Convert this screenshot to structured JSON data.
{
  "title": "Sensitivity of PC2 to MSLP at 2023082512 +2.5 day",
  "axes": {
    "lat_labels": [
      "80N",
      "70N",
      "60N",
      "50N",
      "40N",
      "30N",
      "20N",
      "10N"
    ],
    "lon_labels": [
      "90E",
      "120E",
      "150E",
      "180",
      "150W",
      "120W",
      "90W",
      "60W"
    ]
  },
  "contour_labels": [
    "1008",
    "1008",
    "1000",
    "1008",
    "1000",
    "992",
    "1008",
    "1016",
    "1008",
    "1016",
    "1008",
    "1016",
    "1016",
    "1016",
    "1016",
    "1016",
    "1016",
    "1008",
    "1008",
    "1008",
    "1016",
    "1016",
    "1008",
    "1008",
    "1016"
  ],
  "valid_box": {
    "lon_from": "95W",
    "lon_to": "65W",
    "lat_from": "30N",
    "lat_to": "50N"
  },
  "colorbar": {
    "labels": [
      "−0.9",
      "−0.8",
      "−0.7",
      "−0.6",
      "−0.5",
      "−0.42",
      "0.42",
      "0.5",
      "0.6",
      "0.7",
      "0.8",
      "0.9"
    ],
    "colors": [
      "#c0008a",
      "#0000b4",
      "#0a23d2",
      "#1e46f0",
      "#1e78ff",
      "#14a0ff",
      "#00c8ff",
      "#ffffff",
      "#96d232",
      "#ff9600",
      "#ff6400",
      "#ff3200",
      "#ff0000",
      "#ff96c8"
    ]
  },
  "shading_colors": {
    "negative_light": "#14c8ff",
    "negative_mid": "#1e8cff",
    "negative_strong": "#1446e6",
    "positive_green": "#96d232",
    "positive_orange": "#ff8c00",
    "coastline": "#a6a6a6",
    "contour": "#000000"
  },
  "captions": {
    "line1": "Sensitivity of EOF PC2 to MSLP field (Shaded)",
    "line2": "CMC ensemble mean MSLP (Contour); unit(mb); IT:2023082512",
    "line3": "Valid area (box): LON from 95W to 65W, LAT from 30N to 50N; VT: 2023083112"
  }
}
==
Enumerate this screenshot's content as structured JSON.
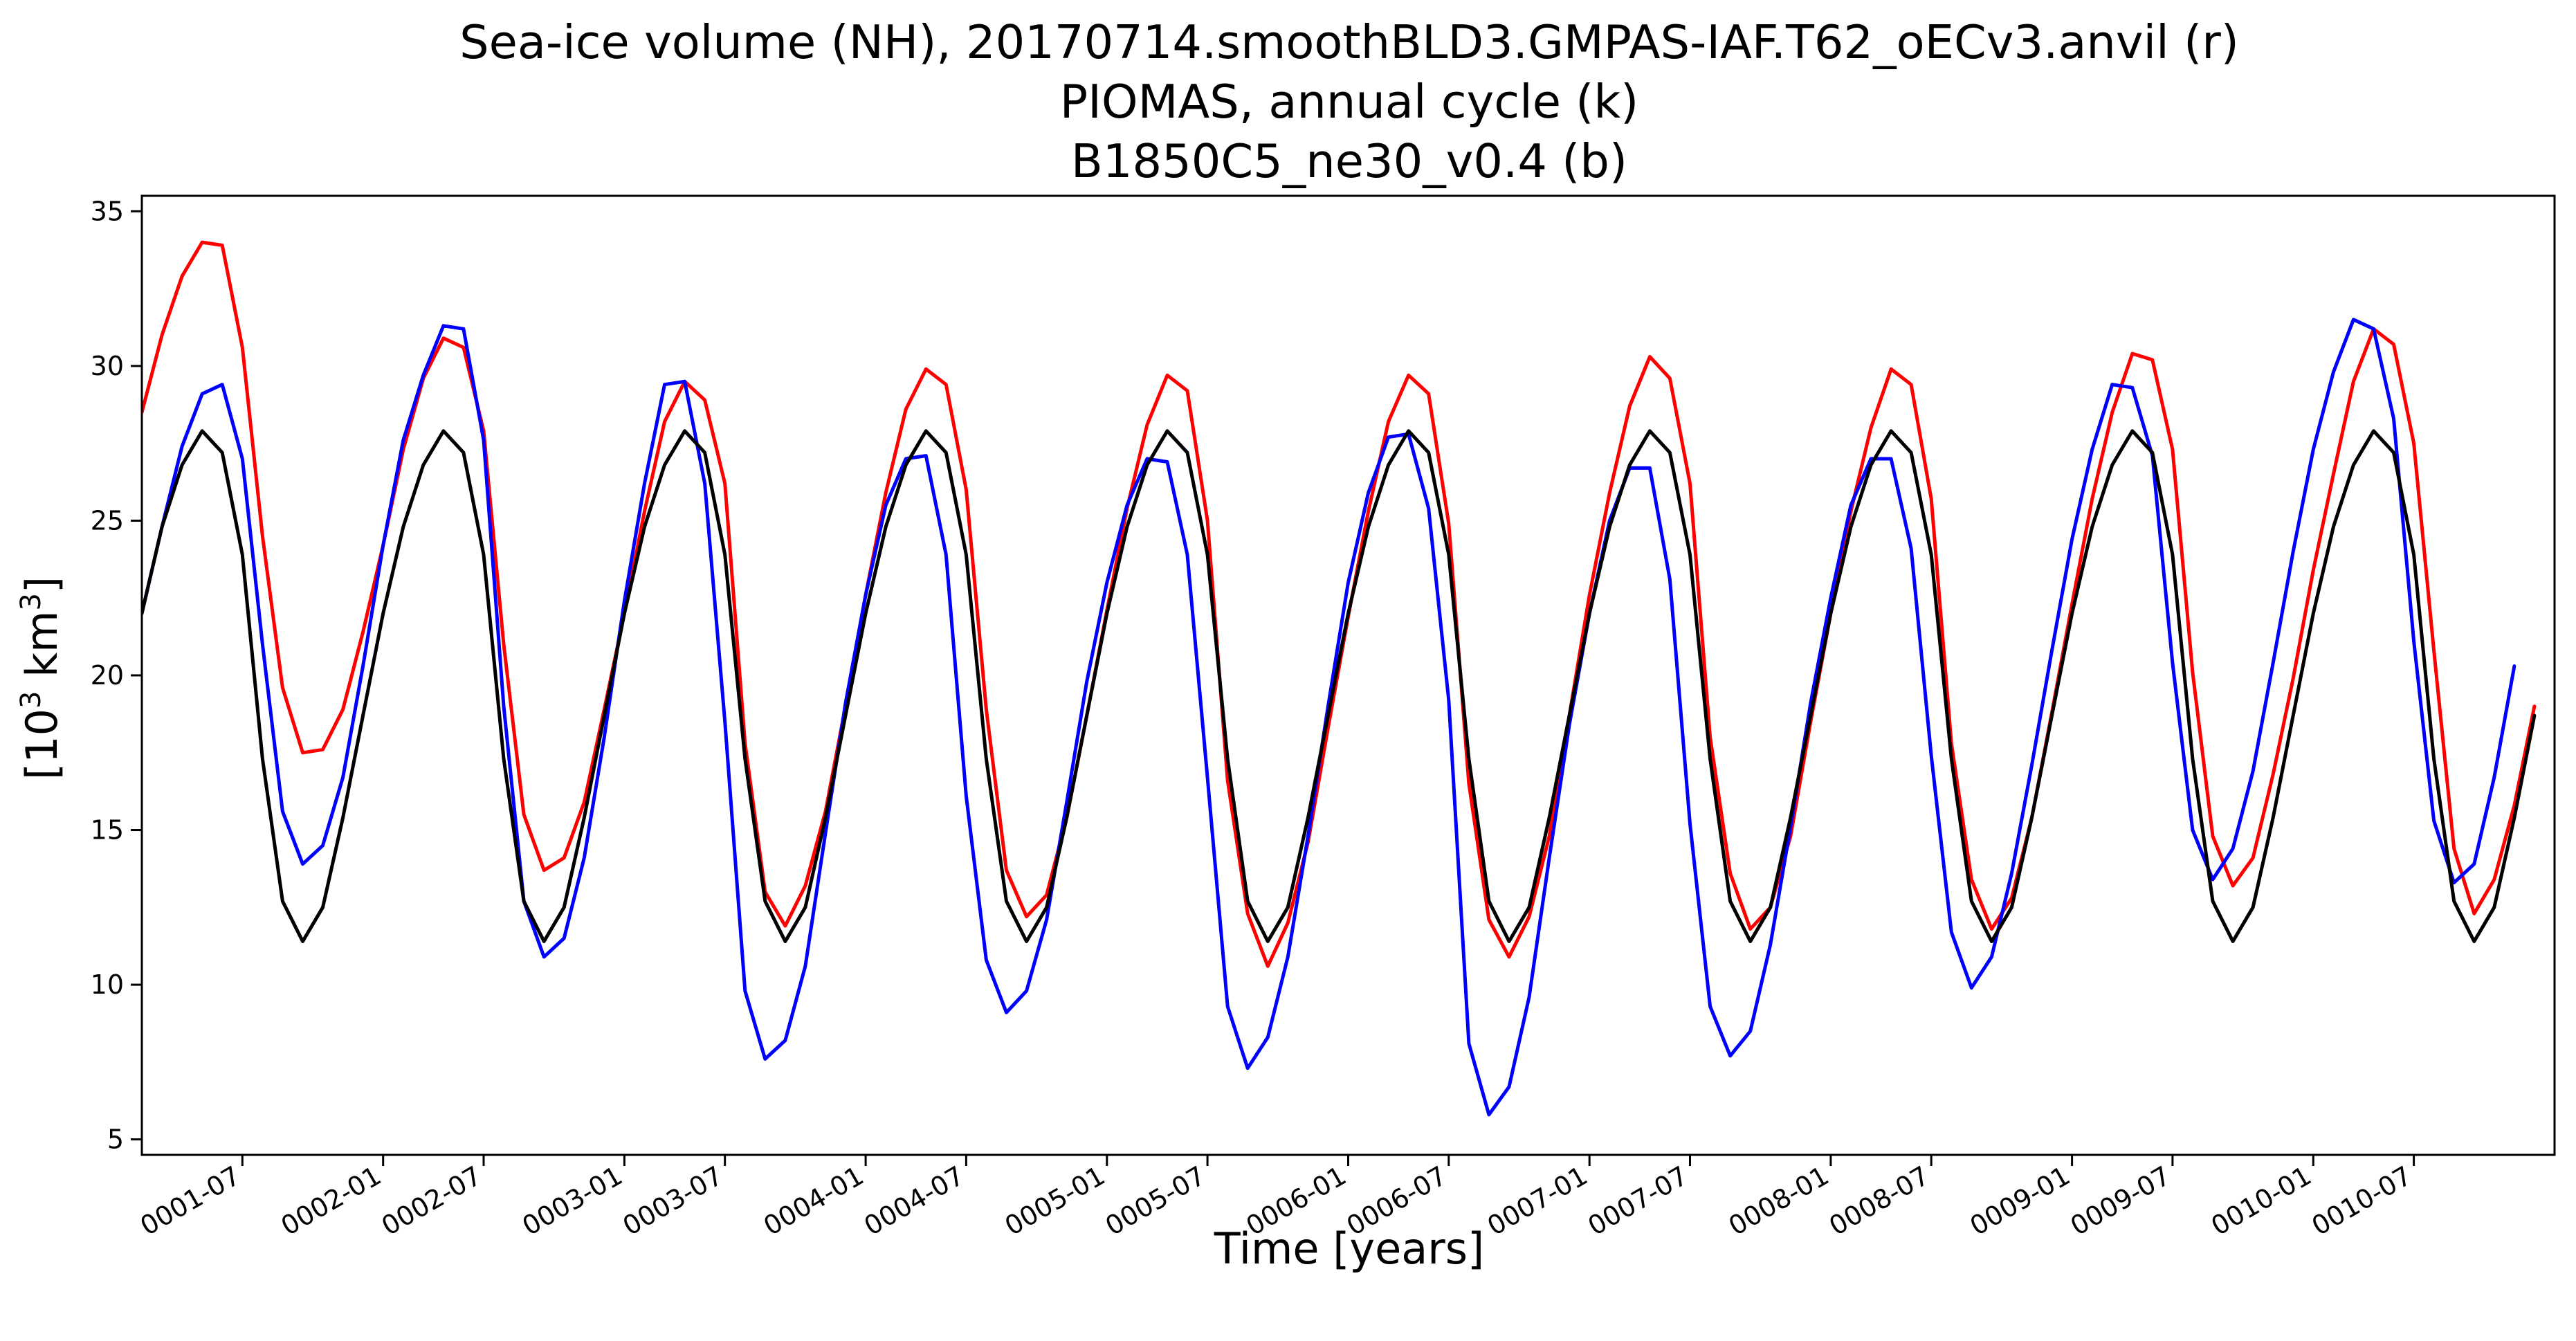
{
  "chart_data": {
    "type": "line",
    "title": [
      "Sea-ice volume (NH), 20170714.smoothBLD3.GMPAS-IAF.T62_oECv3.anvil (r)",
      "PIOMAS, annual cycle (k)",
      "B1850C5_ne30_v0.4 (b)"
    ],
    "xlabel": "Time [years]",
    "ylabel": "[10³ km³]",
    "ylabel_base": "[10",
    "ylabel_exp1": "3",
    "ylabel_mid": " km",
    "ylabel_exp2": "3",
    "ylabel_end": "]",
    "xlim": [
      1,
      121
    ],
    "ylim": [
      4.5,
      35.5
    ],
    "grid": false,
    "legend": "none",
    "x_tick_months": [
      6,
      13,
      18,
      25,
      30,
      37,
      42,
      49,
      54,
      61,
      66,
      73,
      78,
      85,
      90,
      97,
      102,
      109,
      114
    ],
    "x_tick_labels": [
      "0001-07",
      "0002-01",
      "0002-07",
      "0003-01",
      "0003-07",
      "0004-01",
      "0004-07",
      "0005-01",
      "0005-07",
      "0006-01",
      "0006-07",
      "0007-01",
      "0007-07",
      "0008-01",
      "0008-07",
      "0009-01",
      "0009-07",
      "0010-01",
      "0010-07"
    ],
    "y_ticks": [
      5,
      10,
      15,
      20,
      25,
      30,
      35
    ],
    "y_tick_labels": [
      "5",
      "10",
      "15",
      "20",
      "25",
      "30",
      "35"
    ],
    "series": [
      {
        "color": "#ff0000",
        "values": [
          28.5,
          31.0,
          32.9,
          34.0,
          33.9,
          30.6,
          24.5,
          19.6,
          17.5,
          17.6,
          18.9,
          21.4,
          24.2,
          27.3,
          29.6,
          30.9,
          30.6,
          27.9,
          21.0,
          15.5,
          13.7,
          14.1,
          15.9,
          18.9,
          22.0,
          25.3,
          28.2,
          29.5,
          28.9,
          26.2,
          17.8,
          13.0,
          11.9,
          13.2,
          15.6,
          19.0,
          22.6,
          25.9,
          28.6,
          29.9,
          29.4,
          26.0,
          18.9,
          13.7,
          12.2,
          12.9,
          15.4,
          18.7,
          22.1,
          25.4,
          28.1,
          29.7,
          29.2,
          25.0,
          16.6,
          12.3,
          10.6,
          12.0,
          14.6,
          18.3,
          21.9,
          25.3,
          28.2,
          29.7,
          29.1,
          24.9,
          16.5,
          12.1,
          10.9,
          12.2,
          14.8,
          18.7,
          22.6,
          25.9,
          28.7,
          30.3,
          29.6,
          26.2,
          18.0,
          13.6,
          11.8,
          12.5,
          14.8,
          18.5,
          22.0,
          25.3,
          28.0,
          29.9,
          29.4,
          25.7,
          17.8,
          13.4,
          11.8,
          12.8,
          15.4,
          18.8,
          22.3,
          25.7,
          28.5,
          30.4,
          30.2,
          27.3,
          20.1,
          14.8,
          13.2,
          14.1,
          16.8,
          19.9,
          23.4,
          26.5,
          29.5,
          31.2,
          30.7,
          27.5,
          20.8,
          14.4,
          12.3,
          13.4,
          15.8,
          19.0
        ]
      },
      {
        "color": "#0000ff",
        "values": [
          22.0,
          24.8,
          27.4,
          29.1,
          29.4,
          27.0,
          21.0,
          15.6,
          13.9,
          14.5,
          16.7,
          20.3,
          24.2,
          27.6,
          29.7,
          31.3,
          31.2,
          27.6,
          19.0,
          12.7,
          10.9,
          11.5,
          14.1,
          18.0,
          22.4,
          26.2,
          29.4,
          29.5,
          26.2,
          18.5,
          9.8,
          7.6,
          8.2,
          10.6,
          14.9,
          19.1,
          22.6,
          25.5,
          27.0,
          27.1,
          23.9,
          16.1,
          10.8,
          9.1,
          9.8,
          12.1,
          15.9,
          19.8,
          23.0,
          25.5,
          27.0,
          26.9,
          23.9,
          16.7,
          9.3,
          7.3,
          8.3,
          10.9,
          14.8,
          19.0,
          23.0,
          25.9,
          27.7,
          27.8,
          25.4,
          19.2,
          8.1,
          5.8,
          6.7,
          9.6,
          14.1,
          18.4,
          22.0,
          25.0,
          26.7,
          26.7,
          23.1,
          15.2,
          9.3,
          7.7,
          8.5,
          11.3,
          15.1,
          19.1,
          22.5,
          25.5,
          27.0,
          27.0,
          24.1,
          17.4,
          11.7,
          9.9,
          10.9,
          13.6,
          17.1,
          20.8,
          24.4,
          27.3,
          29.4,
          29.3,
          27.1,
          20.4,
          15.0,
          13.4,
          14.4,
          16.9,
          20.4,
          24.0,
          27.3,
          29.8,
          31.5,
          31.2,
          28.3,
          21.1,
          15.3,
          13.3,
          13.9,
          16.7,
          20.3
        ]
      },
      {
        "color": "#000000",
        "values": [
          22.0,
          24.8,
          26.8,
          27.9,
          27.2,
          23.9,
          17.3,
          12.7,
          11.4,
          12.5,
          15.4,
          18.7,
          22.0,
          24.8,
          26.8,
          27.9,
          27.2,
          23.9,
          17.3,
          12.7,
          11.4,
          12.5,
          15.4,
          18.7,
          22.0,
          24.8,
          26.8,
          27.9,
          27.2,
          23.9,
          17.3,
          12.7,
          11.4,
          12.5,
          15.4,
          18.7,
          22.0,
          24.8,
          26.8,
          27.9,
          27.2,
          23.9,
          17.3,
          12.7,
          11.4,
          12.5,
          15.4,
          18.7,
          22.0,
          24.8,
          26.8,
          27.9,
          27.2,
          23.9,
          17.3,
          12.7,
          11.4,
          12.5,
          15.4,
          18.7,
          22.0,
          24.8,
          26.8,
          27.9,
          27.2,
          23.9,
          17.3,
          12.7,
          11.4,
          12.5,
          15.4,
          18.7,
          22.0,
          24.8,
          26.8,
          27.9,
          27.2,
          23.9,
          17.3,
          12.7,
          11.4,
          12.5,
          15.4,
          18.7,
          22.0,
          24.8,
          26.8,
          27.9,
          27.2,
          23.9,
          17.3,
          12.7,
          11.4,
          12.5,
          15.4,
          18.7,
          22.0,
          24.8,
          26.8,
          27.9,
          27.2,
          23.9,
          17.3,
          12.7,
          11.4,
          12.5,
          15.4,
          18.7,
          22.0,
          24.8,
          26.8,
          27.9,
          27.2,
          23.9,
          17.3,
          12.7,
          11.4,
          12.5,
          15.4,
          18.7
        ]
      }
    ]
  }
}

Exercise objective:
Gather each line in the entries above where the string "Sensitivity" is found.

Exercise answer:
  "title": "Sensitivity of PC2 to MSLP at 2023082512 +2.5 day",
    "line1": "Sensitivity of EOF PC2 to MSLP field (Shaded)",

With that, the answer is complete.